DATA FOR THE TASK:
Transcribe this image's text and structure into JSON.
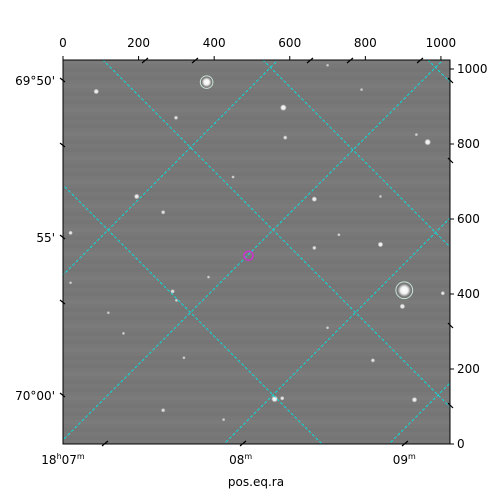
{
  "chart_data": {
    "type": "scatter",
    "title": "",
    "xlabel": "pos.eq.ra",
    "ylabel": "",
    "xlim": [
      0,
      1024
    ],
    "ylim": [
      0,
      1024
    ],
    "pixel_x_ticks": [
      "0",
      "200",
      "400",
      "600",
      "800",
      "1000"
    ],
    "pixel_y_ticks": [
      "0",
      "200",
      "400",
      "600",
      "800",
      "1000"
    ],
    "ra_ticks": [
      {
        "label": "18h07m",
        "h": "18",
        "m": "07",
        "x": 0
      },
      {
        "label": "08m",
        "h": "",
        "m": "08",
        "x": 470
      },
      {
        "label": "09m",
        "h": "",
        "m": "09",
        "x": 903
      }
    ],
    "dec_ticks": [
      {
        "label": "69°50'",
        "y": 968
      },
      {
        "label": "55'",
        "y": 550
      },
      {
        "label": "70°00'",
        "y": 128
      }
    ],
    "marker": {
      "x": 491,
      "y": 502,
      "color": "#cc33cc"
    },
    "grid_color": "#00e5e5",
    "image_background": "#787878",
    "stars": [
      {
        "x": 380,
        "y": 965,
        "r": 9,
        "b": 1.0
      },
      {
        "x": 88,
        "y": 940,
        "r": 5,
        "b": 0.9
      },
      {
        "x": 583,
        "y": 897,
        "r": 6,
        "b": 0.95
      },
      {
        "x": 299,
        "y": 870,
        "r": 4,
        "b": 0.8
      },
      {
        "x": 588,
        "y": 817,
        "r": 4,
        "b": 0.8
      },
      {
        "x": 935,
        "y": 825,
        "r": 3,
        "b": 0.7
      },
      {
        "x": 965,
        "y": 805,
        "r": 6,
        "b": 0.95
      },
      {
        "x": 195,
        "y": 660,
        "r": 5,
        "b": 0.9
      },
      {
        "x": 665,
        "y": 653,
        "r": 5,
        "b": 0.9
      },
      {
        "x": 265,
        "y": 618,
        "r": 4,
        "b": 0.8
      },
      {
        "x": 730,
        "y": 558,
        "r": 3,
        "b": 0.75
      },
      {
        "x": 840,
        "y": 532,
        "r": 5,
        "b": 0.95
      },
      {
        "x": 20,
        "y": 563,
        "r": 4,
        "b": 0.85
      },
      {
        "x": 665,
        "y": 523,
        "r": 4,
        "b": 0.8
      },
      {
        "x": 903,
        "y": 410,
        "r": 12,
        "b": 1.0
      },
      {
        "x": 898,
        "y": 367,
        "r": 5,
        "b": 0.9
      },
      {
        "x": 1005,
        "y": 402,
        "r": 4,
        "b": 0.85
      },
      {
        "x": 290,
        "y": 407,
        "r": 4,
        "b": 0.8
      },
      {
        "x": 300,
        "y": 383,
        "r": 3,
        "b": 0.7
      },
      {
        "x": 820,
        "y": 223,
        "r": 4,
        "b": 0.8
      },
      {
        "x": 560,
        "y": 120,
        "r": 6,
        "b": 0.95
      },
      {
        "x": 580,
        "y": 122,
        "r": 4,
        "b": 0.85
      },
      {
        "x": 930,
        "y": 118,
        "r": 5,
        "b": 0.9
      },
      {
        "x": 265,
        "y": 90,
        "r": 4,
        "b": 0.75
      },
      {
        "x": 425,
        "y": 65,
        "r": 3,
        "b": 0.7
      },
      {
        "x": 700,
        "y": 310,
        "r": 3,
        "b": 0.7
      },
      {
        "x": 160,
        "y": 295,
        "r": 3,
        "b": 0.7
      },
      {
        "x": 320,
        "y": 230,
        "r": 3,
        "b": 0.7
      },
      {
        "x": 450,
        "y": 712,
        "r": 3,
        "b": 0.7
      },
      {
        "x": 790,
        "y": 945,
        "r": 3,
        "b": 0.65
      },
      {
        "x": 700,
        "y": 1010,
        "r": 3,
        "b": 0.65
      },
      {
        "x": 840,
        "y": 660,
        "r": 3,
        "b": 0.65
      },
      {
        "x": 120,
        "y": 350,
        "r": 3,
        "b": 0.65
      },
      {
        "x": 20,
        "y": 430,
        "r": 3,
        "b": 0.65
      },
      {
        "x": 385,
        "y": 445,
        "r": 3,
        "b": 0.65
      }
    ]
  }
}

YOUR TASK:
Print the records word for word and exclude any picture they hold.

RESULT OF THIS EXERCISE:
Transcribe this image's text and structure into JSON.
{
  "chart_data": {
    "type": "scatter",
    "title": "",
    "xlabel": "pos.eq.ra",
    "ylabel": "",
    "xlim": [
      0,
      1024
    ],
    "ylim": [
      0,
      1024
    ],
    "pixel_x_ticks": [
      "0",
      "200",
      "400",
      "600",
      "800",
      "1000"
    ],
    "pixel_y_ticks": [
      "0",
      "200",
      "400",
      "600",
      "800",
      "1000"
    ],
    "ra_ticks": [
      {
        "label": "18h07m",
        "h": "18",
        "m": "07",
        "x": 0
      },
      {
        "label": "08m",
        "h": "",
        "m": "08",
        "x": 470
      },
      {
        "label": "09m",
        "h": "",
        "m": "09",
        "x": 903
      }
    ],
    "dec_ticks": [
      {
        "label": "69°50'",
        "y": 968
      },
      {
        "label": "55'",
        "y": 550
      },
      {
        "label": "70°00'",
        "y": 128
      }
    ],
    "marker": {
      "x": 491,
      "y": 502,
      "color": "#cc33cc"
    },
    "grid_color": "#00e5e5",
    "image_background": "#787878",
    "stars": [
      {
        "x": 380,
        "y": 965,
        "r": 9,
        "b": 1.0
      },
      {
        "x": 88,
        "y": 940,
        "r": 5,
        "b": 0.9
      },
      {
        "x": 583,
        "y": 897,
        "r": 6,
        "b": 0.95
      },
      {
        "x": 299,
        "y": 870,
        "r": 4,
        "b": 0.8
      },
      {
        "x": 588,
        "y": 817,
        "r": 4,
        "b": 0.8
      },
      {
        "x": 935,
        "y": 825,
        "r": 3,
        "b": 0.7
      },
      {
        "x": 965,
        "y": 805,
        "r": 6,
        "b": 0.95
      },
      {
        "x": 195,
        "y": 660,
        "r": 5,
        "b": 0.9
      },
      {
        "x": 665,
        "y": 653,
        "r": 5,
        "b": 0.9
      },
      {
        "x": 265,
        "y": 618,
        "r": 4,
        "b": 0.8
      },
      {
        "x": 730,
        "y": 558,
        "r": 3,
        "b": 0.75
      },
      {
        "x": 840,
        "y": 532,
        "r": 5,
        "b": 0.95
      },
      {
        "x": 20,
        "y": 563,
        "r": 4,
        "b": 0.85
      },
      {
        "x": 665,
        "y": 523,
        "r": 4,
        "b": 0.8
      },
      {
        "x": 903,
        "y": 410,
        "r": 12,
        "b": 1.0
      },
      {
        "x": 898,
        "y": 367,
        "r": 5,
        "b": 0.9
      },
      {
        "x": 1005,
        "y": 402,
        "r": 4,
        "b": 0.85
      },
      {
        "x": 290,
        "y": 407,
        "r": 4,
        "b": 0.8
      },
      {
        "x": 300,
        "y": 383,
        "r": 3,
        "b": 0.7
      },
      {
        "x": 820,
        "y": 223,
        "r": 4,
        "b": 0.8
      },
      {
        "x": 560,
        "y": 120,
        "r": 6,
        "b": 0.95
      },
      {
        "x": 580,
        "y": 122,
        "r": 4,
        "b": 0.85
      },
      {
        "x": 930,
        "y": 118,
        "r": 5,
        "b": 0.9
      },
      {
        "x": 265,
        "y": 90,
        "r": 4,
        "b": 0.75
      },
      {
        "x": 425,
        "y": 65,
        "r": 3,
        "b": 0.7
      },
      {
        "x": 700,
        "y": 310,
        "r": 3,
        "b": 0.7
      },
      {
        "x": 160,
        "y": 295,
        "r": 3,
        "b": 0.7
      },
      {
        "x": 320,
        "y": 230,
        "r": 3,
        "b": 0.7
      },
      {
        "x": 450,
        "y": 712,
        "r": 3,
        "b": 0.7
      },
      {
        "x": 790,
        "y": 945,
        "r": 3,
        "b": 0.65
      },
      {
        "x": 700,
        "y": 1010,
        "r": 3,
        "b": 0.65
      },
      {
        "x": 840,
        "y": 660,
        "r": 3,
        "b": 0.65
      },
      {
        "x": 120,
        "y": 350,
        "r": 3,
        "b": 0.65
      },
      {
        "x": 20,
        "y": 430,
        "r": 3,
        "b": 0.65
      },
      {
        "x": 385,
        "y": 445,
        "r": 3,
        "b": 0.65
      }
    ]
  }
}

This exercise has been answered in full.